Extracto de la página:
■ ■ ■ ■ ■

En un encuentro histórico que superó todas las expectativas, el Presidente Gustavo Petro logró transformar un escenario de tensiones en una nueva etapa de respeto mutuo tras reunirse durante más de dos horas con Donald Trump. La cita en el Despacho Oval, calificada por el Mandatario colombiano con un contundente «9 sobre 10», culminó con un gesto de cordialidad sin precedentes: una dedicatoria personal de Trump en su libro The Art of the Deal, donde llamó a Petro «genial» y le aseguró que es un «gran honor» trabajar con él, sellando el encuentro con un emotivo «Amo a Colombia».
Más allá del simbolismo, Petro defendió con éxito la soberanía y los intereses de la nación al poner sobre la mesa temas fundamentales como la energía limpia, la lucha contra el narcotráfico y la situación en Venezuela. El Presidente colombiano utilizó datos contundentes sobre la incautación de drogas para demostrar que Colombia sigue siendo un aliado estratégico indispensable, logrando que Trump pasara de las críticas previas a un tono de admiración y reconocimiento por la firmeza del liderazgo del «Gobierno del Cambio».

■ ■ ■ ■ ■

Conjunto de datos:

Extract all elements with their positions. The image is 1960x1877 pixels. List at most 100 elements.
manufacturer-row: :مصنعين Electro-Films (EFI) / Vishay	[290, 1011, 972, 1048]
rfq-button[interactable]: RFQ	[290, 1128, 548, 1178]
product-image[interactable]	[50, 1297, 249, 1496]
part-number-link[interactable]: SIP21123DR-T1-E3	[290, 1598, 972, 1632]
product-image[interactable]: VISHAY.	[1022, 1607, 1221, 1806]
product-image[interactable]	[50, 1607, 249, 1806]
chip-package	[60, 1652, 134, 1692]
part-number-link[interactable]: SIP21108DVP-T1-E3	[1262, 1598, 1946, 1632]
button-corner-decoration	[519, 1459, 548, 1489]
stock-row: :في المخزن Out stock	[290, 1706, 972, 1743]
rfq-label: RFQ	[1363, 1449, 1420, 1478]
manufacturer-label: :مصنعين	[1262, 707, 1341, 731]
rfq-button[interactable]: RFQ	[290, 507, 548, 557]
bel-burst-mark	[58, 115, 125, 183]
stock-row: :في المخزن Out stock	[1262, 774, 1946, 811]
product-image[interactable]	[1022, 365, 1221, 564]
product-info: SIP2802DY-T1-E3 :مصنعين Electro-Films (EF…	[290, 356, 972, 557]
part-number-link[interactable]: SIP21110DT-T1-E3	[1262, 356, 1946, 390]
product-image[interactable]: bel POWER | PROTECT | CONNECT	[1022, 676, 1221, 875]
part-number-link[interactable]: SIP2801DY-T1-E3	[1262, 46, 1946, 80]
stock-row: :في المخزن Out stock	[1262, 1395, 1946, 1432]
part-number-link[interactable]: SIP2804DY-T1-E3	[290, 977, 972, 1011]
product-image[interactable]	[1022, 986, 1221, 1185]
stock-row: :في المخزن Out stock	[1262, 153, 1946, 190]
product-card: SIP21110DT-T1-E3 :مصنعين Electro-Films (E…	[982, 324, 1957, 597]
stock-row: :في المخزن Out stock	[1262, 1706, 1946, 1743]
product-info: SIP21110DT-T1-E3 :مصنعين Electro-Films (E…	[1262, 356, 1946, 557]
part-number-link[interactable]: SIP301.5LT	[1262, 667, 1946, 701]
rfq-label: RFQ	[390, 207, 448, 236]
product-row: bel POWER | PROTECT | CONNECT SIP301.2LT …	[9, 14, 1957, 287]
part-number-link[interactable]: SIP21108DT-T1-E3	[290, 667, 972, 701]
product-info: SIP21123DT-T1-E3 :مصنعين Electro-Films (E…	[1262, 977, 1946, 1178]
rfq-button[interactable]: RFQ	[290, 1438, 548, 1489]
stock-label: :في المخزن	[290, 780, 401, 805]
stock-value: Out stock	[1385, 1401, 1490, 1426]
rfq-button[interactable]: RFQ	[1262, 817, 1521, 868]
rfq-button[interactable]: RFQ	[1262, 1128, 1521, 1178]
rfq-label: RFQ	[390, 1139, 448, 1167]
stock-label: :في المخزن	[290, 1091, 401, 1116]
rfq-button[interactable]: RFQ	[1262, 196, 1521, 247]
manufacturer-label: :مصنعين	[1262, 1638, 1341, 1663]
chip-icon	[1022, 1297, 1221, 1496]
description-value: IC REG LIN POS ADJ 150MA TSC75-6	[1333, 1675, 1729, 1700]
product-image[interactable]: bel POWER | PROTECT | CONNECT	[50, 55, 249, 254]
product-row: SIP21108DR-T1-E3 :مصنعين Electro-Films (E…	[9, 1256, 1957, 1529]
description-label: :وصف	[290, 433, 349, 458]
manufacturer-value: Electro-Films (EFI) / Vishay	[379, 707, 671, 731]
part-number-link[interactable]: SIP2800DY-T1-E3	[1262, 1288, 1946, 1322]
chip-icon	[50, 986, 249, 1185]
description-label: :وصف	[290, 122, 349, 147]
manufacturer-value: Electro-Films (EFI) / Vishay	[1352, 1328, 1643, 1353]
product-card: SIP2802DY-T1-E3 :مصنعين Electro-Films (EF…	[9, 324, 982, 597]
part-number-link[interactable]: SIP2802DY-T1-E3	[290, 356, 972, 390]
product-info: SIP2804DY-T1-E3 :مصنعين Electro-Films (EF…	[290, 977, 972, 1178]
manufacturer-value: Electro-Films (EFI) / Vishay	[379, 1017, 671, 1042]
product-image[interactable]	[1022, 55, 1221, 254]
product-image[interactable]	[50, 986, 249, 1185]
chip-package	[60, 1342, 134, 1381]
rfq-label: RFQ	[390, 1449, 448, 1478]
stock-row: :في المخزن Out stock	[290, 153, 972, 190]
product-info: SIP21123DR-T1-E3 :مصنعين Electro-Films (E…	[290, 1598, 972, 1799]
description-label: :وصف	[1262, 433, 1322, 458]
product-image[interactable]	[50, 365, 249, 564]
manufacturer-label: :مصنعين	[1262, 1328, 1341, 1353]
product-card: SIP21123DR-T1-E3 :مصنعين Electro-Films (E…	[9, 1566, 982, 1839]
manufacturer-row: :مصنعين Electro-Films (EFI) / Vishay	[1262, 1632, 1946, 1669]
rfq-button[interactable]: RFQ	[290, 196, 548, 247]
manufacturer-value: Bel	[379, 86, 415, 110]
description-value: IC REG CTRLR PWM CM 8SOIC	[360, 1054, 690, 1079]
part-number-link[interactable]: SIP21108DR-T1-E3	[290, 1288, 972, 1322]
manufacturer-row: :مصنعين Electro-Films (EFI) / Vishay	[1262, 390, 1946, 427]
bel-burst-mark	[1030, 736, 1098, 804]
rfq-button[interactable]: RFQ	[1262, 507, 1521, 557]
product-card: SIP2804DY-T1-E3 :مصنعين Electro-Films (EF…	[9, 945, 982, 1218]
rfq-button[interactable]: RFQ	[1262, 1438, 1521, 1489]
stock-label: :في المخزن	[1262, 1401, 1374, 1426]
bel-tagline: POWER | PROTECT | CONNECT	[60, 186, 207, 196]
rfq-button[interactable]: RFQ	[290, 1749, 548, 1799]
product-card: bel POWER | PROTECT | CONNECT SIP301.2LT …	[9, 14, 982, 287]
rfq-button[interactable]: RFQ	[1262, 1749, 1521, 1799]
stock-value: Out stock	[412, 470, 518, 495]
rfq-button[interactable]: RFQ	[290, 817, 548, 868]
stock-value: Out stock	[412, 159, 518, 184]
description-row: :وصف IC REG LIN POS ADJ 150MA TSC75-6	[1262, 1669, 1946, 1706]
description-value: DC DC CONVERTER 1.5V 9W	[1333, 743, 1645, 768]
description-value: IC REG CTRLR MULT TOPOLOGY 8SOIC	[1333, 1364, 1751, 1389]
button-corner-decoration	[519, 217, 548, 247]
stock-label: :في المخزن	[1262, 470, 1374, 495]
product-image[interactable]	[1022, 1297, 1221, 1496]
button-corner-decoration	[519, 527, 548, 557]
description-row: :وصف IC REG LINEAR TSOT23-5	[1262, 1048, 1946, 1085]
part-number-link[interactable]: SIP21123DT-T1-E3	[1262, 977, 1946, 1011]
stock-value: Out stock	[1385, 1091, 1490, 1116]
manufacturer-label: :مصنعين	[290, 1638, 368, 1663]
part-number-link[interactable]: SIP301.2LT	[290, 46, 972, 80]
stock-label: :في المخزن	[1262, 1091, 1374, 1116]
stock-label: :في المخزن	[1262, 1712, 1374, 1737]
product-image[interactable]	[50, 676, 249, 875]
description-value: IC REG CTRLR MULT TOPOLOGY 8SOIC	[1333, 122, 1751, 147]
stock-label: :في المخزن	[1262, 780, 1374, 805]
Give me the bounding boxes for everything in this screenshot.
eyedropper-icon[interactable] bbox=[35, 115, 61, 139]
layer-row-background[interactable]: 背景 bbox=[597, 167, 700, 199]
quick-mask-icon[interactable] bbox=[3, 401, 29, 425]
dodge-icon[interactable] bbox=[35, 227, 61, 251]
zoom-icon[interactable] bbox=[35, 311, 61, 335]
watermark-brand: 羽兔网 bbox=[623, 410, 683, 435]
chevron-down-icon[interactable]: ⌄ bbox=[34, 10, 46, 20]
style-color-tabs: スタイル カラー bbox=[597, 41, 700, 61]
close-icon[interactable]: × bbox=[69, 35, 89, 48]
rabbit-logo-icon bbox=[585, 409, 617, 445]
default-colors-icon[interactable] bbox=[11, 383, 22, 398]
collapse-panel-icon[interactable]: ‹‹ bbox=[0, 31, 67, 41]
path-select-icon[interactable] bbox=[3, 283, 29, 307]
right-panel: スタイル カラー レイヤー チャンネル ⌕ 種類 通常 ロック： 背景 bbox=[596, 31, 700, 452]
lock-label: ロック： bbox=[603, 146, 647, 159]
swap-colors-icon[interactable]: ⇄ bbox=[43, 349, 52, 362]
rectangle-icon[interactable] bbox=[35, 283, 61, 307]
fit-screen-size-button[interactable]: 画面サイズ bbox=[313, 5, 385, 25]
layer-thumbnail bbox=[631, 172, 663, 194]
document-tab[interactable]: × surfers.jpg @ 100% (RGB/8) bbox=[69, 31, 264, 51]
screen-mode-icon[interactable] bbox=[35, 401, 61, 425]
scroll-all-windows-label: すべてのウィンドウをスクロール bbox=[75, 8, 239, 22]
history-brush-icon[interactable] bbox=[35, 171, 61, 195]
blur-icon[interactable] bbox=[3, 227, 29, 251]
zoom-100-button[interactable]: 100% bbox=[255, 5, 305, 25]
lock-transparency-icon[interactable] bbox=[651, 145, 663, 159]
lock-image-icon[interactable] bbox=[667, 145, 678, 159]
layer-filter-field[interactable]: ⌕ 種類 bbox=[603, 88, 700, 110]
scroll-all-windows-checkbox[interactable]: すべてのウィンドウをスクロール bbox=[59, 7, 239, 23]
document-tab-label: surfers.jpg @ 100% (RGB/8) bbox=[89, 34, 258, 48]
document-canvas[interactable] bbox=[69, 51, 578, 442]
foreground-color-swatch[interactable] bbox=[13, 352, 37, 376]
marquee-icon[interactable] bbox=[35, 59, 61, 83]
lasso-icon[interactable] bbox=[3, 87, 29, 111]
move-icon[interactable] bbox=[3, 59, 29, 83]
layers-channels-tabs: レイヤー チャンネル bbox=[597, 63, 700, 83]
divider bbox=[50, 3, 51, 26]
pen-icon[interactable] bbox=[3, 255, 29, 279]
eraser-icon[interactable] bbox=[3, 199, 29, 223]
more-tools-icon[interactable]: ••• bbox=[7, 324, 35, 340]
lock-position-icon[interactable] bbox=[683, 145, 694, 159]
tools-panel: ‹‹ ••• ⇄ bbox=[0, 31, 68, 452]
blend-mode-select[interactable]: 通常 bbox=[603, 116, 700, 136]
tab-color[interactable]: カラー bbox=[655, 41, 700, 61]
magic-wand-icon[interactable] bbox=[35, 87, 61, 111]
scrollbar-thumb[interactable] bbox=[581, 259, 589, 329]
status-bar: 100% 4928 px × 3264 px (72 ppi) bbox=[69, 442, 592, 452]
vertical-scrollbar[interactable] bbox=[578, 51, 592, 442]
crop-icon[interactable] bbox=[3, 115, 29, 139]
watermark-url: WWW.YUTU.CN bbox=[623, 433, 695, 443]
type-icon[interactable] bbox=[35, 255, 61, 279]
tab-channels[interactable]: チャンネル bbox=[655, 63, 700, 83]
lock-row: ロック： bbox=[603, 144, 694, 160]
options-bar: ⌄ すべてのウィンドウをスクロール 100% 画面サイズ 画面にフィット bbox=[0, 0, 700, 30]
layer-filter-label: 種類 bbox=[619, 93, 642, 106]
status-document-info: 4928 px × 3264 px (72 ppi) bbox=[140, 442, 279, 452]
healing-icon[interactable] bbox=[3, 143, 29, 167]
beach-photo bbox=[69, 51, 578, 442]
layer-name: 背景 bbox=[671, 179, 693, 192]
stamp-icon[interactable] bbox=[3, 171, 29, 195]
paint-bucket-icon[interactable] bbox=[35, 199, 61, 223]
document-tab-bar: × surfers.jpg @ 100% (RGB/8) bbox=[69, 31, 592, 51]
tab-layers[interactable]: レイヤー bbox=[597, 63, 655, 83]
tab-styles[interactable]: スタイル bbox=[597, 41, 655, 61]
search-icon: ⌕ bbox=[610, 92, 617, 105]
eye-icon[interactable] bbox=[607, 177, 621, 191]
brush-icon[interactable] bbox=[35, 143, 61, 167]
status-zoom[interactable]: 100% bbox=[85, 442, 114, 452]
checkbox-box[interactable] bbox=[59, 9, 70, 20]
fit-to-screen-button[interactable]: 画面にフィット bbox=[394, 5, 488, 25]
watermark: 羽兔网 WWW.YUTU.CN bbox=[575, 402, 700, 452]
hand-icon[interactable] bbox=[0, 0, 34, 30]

■ ■ ■ ■ ■

Ejercicios:
a. Resume en dos oraciones el texto sobre la reunión entre Petro y Trump.
b. Escribe la continuación del texto sobre la reunión entre Petro y Trump a partir de su última oración.

Respuestas por número:
a. Tras reunirse durante más de dos horas en el Despacho Oval, Gustavo Petro y Donald Trump pasaron de las tensiones a una etapa de respeto mutuo, y Trump le dedicó a Petro su libro The Art of the Deal llamándolo «genial». Petro planteó temas como la energía limpia, la lucha contra el narcotráfico y la situación en Venezuela, y con datos sobre la incautación de drogas consiguió que Trump pasara de las críticas previas a un tono de admiración.

b.
La reunión también sirvió para relanzar la agenda de transición energética, una de las banderas internacionales de Petro. Al dialogar «de gobierno a gobierno», ambos mandatarios trazaron una ruta de cooperación técnica que busca erradicar la hoja de coca desde la raíz, pero bajo una visión que prioriza el desarrollo rural y la inversión en energías sostenibles. Este avance diplomático desarma a los sectores de la oposición que auguraban un aislamiento internacional, demostrando que la diplomacia de Petro tiene la madurez necesaria para negociar con las potencias mundiales.
Finalmente, este encuentro representa un triunfo estratégico para la política exterior colombiana. Al recibir una copia autografiada y mensajes directos de afecto del presidente estadounidense, Petro no solo recupera el terreno perdido en la relación bilateral, sino que posiciona a Colombia como el interlocutor clave de América Latina en la Casa Blanca. La jornada de este 3 de febrero de 2026 será recordada como el día en que la diplomacia del diálogo venció a la confrontación, asegurando un futuro de cooperación estable para ambos pueblos.